Written instruction:
Write each line word for word, from the line that contains "What text is on this page?" through the last line of the material below.

Input for this task start

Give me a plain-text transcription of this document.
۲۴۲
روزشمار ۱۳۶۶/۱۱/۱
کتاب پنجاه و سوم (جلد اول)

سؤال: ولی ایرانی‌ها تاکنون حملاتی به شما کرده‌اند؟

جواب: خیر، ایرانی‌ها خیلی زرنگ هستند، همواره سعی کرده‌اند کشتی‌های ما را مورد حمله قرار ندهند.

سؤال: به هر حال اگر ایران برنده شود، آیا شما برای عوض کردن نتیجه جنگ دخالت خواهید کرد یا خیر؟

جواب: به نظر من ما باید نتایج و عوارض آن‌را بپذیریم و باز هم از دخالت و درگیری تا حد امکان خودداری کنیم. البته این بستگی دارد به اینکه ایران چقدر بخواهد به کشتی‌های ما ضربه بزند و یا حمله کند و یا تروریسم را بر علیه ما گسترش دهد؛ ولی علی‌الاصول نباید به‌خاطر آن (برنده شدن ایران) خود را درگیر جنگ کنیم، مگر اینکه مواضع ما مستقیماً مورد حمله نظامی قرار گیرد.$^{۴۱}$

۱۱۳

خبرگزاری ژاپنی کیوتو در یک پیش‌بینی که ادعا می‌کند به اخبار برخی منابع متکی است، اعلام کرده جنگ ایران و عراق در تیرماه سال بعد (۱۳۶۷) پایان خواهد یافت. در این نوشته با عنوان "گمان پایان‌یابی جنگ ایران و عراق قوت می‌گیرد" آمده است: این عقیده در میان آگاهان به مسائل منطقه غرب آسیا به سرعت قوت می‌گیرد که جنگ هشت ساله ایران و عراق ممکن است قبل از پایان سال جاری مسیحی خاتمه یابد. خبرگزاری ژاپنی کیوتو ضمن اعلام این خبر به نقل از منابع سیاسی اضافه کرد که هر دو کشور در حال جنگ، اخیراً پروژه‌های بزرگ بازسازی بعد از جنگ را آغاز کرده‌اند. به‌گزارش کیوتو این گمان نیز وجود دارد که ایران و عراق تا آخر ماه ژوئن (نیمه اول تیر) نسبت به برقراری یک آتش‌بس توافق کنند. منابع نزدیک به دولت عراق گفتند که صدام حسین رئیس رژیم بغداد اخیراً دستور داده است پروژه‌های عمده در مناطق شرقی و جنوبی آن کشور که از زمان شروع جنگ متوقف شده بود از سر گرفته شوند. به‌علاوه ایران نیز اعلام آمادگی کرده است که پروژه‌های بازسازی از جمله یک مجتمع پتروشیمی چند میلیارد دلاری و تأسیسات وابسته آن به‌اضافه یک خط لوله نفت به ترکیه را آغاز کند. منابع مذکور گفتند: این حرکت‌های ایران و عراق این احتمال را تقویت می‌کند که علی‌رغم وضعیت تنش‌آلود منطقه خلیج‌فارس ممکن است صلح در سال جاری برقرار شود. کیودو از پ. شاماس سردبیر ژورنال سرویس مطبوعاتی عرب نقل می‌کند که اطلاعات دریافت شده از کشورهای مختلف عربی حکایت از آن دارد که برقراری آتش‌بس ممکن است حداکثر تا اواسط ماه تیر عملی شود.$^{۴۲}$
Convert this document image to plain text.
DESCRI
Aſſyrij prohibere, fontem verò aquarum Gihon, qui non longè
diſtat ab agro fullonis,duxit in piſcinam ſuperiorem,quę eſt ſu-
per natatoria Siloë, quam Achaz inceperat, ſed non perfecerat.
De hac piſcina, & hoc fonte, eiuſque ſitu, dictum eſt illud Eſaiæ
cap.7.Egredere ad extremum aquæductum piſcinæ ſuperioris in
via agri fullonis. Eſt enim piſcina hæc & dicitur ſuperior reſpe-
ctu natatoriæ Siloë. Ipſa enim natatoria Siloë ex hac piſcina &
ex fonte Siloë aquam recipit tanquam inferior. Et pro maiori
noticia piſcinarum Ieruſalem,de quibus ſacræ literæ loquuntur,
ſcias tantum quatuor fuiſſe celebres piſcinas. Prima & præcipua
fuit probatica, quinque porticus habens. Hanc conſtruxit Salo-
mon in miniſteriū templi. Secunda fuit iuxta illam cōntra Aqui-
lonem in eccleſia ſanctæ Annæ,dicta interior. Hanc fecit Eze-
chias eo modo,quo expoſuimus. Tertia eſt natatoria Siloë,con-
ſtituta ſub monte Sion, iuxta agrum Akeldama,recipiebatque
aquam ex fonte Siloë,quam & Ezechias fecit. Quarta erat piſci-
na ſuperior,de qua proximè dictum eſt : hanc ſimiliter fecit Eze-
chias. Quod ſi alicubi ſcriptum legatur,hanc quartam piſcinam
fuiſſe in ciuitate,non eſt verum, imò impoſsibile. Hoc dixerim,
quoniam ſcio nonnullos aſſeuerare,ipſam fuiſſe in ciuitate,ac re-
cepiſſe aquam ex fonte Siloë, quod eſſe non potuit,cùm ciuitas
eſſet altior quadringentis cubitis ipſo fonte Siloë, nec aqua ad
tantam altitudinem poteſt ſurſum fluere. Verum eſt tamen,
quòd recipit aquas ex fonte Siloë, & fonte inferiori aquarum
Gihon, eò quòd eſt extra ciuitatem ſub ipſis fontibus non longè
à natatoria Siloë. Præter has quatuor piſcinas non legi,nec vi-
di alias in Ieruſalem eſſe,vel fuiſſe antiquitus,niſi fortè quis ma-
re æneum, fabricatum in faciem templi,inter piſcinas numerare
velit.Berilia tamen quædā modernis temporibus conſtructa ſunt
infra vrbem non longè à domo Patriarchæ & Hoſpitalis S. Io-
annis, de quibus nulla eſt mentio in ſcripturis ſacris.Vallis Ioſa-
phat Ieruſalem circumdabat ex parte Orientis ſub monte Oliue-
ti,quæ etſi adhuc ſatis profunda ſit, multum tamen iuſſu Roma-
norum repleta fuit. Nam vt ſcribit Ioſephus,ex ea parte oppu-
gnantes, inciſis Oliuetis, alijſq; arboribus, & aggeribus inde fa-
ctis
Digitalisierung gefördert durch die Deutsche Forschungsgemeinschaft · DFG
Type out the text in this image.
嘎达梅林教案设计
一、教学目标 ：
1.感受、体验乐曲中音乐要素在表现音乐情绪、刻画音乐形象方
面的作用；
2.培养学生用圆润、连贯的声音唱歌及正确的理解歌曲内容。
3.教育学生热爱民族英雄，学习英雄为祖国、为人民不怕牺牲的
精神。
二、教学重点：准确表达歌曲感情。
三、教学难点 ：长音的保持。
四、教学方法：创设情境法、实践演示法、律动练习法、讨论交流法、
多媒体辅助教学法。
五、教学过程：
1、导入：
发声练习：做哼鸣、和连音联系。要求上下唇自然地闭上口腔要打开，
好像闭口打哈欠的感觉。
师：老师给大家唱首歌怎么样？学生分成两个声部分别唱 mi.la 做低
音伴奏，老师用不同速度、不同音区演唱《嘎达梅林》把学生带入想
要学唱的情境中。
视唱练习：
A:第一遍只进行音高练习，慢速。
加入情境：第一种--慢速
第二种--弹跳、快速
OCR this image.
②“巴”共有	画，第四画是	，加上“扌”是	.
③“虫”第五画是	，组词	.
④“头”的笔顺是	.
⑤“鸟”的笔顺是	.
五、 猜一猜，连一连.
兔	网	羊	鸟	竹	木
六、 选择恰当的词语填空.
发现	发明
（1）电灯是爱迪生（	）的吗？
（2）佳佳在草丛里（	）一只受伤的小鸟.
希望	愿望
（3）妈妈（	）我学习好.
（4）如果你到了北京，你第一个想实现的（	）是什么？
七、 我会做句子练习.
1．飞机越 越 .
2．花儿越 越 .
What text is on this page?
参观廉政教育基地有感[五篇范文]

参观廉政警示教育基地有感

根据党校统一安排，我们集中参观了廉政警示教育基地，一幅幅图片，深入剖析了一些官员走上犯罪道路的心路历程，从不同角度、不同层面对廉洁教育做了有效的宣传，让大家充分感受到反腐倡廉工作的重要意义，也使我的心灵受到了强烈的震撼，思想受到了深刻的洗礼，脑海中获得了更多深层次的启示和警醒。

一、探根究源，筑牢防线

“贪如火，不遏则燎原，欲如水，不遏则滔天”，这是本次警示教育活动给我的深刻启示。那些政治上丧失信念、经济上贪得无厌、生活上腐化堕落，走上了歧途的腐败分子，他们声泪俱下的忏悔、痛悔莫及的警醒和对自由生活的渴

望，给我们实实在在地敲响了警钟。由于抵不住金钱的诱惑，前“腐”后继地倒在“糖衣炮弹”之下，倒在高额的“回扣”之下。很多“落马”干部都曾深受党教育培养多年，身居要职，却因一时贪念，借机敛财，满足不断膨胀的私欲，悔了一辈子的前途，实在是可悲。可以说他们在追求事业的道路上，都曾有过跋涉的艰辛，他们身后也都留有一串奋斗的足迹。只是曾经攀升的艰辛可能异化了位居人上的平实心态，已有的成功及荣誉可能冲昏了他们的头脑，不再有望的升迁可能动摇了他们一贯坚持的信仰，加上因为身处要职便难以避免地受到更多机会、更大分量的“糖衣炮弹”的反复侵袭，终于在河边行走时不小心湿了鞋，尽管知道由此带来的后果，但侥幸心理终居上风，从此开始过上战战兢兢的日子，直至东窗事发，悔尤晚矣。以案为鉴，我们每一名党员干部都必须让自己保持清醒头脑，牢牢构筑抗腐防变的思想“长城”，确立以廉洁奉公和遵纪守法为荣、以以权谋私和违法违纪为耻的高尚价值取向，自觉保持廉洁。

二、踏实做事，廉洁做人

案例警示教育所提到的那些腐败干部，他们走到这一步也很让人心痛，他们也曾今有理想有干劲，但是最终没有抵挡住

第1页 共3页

Input for this task end

Answer below:
What text is on this page?
参观廉政教育基地有感[五篇范文]

参观廉政警示教育基地有感

根据党校统一安排，我们集中参观了廉政警示教育基地，一幅幅图片，深入剖析了一些官员走上犯罪道路的心路历程，从不同角度、不同层面对廉洁教育做了有效的宣传，让大家充分感受到反腐倡廉工作的重要意义，也使我的心灵受到了强烈的震撼，思想受到了深刻的洗礼，脑海中获得了更多深层次的启示和警醒。

一、探根究源，筑牢防线

“贪如火，不遏则燎原，欲如水，不遏则滔天”，这是本次警示教育活动给我的深刻启示。那些政治上丧失信念、经济上贪得无厌、生活上腐化堕落，走上了歧途的腐败分子，他们声泪俱下的忏悔、痛悔莫及的警醒和对自由生活的渴

望，给我们实实在在地敲响了警钟。由于抵不住金钱的诱惑，前“腐”后继地倒在“糖衣炮弹”之下，倒在高额的“回扣”之下。很多“落马”干部都曾深受党教育培养多年，身居要职，却因一时贪念，借机敛财，满足不断膨胀的私欲，悔了一辈子的前途，实在是可悲。可以说他们在追求事业的道路上，都曾有过跋涉的艰辛，他们身后也都留有一串奋斗的足迹。只是曾经攀升的艰辛可能异化了位居人上的平实心态，已有的成功及荣誉可能冲昏了他们的头脑，不再有望的升迁可能动摇了他们一贯坚持的信仰，加上因为身处要职便难以避免地受到更多机会、更大分量的“糖衣炮弹”的反复侵袭，终于在河边行走时不小心湿了鞋，尽管知道由此带来的后果，但侥幸心理终居上风，从此开始过上战战兢兢的日子，直至东窗事发，悔尤晚矣。以案为鉴，我们每一名党员干部都必须让自己保持清醒头脑，牢牢构筑抗腐防变的思想“长城”，确立以廉洁奉公和遵纪守法为荣、以以权谋私和违法违纪为耻的高尚价值取向，自觉保持廉洁。

二、踏实做事，廉洁做人

案例警示教育所提到的那些腐败干部，他们走到这一步也很让人心痛，他们也曾今有理想有干劲，但是最终没有抵挡住

第1页 共3页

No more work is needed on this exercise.